(Figure record listings)
+++++

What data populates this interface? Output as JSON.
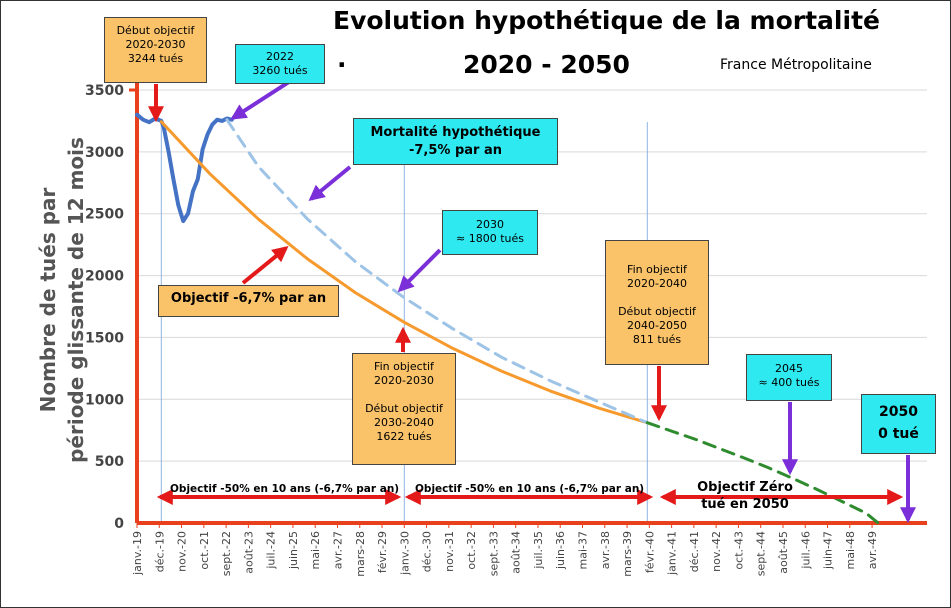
{
  "header": {
    "title_line1": "Evolution hypothétique de la mortalité",
    "title_line2": "2020 - 2050",
    "title_dot": ".",
    "region": "France Métropolitaine"
  },
  "ylabel": [
    "Nombre de tués par",
    "période  glissante de 12 mois"
  ],
  "annotations": {
    "debut": [
      "Début objectif",
      "2020-2030",
      "3244 tués"
    ],
    "y2022": [
      "2022",
      "3260 tués"
    ],
    "hyp": [
      "Mortalité hypothétique",
      "-7,5% par an"
    ],
    "y2030": [
      "2030",
      "≈ 1800 tués"
    ],
    "obj67": [
      "Objectif -6,7% par an"
    ],
    "fin2030": [
      "Fin objectif",
      "2020-2030",
      "",
      "Début objectif",
      "2030-2040",
      "1622 tués"
    ],
    "fin2040": [
      "Fin objectif",
      "2020-2040",
      "",
      "Début objectif",
      "2040-2050",
      "811 tués"
    ],
    "y2045": [
      "2045",
      "≈ 400 tués"
    ],
    "y2050": [
      "2050",
      "0 tué"
    ]
  },
  "periods": [
    "Objectif -50% en 10 ans (-6,7% par an)",
    "Objectif -50% en 10 ans (-6,7% par an)",
    "Objectif Zéro tué en 2050"
  ],
  "colors": {
    "axis": "#e8401c",
    "actual": "#4472c4",
    "objective": "#f79a2e",
    "hypothetical": "#9dc3e6",
    "zero_objective": "#2e8b2e",
    "arrow_red": "#e41a1a",
    "arrow_purple": "#7b2fd8",
    "box_orange": "#fac36a",
    "box_cyan": "#2fe9f0"
  },
  "chart_data": {
    "type": "line",
    "ylim": [
      0,
      3500
    ],
    "yticks": [
      0,
      500,
      1000,
      1500,
      2000,
      2500,
      3000,
      3500
    ],
    "x_tick_labels": [
      "janv.-19",
      "déc.-19",
      "nov.-20",
      "oct.-21",
      "sept.-22",
      "août-23",
      "juil.-24",
      "juin-25",
      "mai-26",
      "avr.-27",
      "mars-28",
      "févr.-29",
      "janv.-30",
      "déc.-30",
      "nov.-31",
      "oct.-32",
      "sept.-33",
      "août-34",
      "juil.-35",
      "juin-36",
      "mai-37",
      "avr.-38",
      "mars-39",
      "févr.-40",
      "janv.-41",
      "déc.-41",
      "nov.-42",
      "oct.-43",
      "sept.-44",
      "août-45",
      "juil.-46",
      "juin-47",
      "mai-48",
      "avr.-49"
    ],
    "x_unit": "years since janv.-19",
    "series": [
      {
        "key": "actual",
        "x": [
          0,
          0.25,
          0.5,
          0.75,
          1.0,
          1.1,
          1.3,
          1.5,
          1.7,
          1.9,
          2.1,
          2.3,
          2.5,
          2.7,
          2.9,
          3.1,
          3.3,
          3.5,
          3.7,
          3.9
        ],
        "y": [
          3300,
          3260,
          3240,
          3270,
          3250,
          3200,
          3000,
          2780,
          2570,
          2440,
          2500,
          2680,
          2780,
          3020,
          3140,
          3220,
          3260,
          3250,
          3270,
          3260
        ]
      },
      {
        "key": "objective",
        "x": [
          1,
          3,
          5,
          7,
          9,
          11,
          13,
          15,
          17,
          19,
          21
        ],
        "y": [
          3244,
          2823,
          2456,
          2137,
          1860,
          1622,
          1411,
          1228,
          1068,
          929,
          811
        ]
      },
      {
        "key": "hypothetical",
        "x": [
          3.7,
          5,
          7,
          9,
          11,
          13,
          15,
          17,
          19,
          21
        ],
        "y": [
          3260,
          2880,
          2460,
          2110,
          1820,
          1570,
          1340,
          1150,
          980,
          811
        ]
      },
      {
        "key": "zero_objective",
        "x": [
          21,
          23,
          25,
          26,
          27,
          28,
          30,
          30.5
        ],
        "y": [
          811,
          675,
          525,
          445,
          360,
          270,
          80,
          0
        ]
      }
    ]
  }
}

+++++

- _REQUEST_:
Set the pictures aside and transcribe the data above exactly.

- _RESULT_:
What data populates this interface? Output as JSON.
{
  "header": {
    "title_line1": "Evolution hypothétique de la mortalité",
    "title_line2": "2020 - 2050",
    "title_dot": ".",
    "region": "France Métropolitaine"
  },
  "ylabel": [
    "Nombre de tués par",
    "période  glissante de 12 mois"
  ],
  "annotations": {
    "debut": [
      "Début objectif",
      "2020-2030",
      "3244 tués"
    ],
    "y2022": [
      "2022",
      "3260 tués"
    ],
    "hyp": [
      "Mortalité hypothétique",
      "-7,5% par an"
    ],
    "y2030": [
      "2030",
      "≈ 1800 tués"
    ],
    "obj67": [
      "Objectif -6,7% par an"
    ],
    "fin2030": [
      "Fin objectif",
      "2020-2030",
      "",
      "Début objectif",
      "2030-2040",
      "1622 tués"
    ],
    "fin2040": [
      "Fin objectif",
      "2020-2040",
      "",
      "Début objectif",
      "2040-2050",
      "811 tués"
    ],
    "y2045": [
      "2045",
      "≈ 400 tués"
    ],
    "y2050": [
      "2050",
      "0 tué"
    ]
  },
  "periods": [
    "Objectif -50% en 10 ans (-6,7% par an)",
    "Objectif -50% en 10 ans (-6,7% par an)",
    "Objectif Zéro tué en 2050"
  ],
  "colors": {
    "axis": "#e8401c",
    "actual": "#4472c4",
    "objective": "#f79a2e",
    "hypothetical": "#9dc3e6",
    "zero_objective": "#2e8b2e",
    "arrow_red": "#e41a1a",
    "arrow_purple": "#7b2fd8",
    "box_orange": "#fac36a",
    "box_cyan": "#2fe9f0"
  },
  "chart_data": {
    "type": "line",
    "ylim": [
      0,
      3500
    ],
    "yticks": [
      0,
      500,
      1000,
      1500,
      2000,
      2500,
      3000,
      3500
    ],
    "x_tick_labels": [
      "janv.-19",
      "déc.-19",
      "nov.-20",
      "oct.-21",
      "sept.-22",
      "août-23",
      "juil.-24",
      "juin-25",
      "mai-26",
      "avr.-27",
      "mars-28",
      "févr.-29",
      "janv.-30",
      "déc.-30",
      "nov.-31",
      "oct.-32",
      "sept.-33",
      "août-34",
      "juil.-35",
      "juin-36",
      "mai-37",
      "avr.-38",
      "mars-39",
      "févr.-40",
      "janv.-41",
      "déc.-41",
      "nov.-42",
      "oct.-43",
      "sept.-44",
      "août-45",
      "juil.-46",
      "juin-47",
      "mai-48",
      "avr.-49"
    ],
    "x_unit": "years since janv.-19",
    "series": [
      {
        "key": "actual",
        "x": [
          0,
          0.25,
          0.5,
          0.75,
          1.0,
          1.1,
          1.3,
          1.5,
          1.7,
          1.9,
          2.1,
          2.3,
          2.5,
          2.7,
          2.9,
          3.1,
          3.3,
          3.5,
          3.7,
          3.9
        ],
        "y": [
          3300,
          3260,
          3240,
          3270,
          3250,
          3200,
          3000,
          2780,
          2570,
          2440,
          2500,
          2680,
          2780,
          3020,
          3140,
          3220,
          3260,
          3250,
          3270,
          3260
        ]
      },
      {
        "key": "objective",
        "x": [
          1,
          3,
          5,
          7,
          9,
          11,
          13,
          15,
          17,
          19,
          21
        ],
        "y": [
          3244,
          2823,
          2456,
          2137,
          1860,
          1622,
          1411,
          1228,
          1068,
          929,
          811
        ]
      },
      {
        "key": "hypothetical",
        "x": [
          3.7,
          5,
          7,
          9,
          11,
          13,
          15,
          17,
          19,
          21
        ],
        "y": [
          3260,
          2880,
          2460,
          2110,
          1820,
          1570,
          1340,
          1150,
          980,
          811
        ]
      },
      {
        "key": "zero_objective",
        "x": [
          21,
          23,
          25,
          26,
          27,
          28,
          30,
          30.5
        ],
        "y": [
          811,
          675,
          525,
          445,
          360,
          270,
          80,
          0
        ]
      }
    ]
  }
}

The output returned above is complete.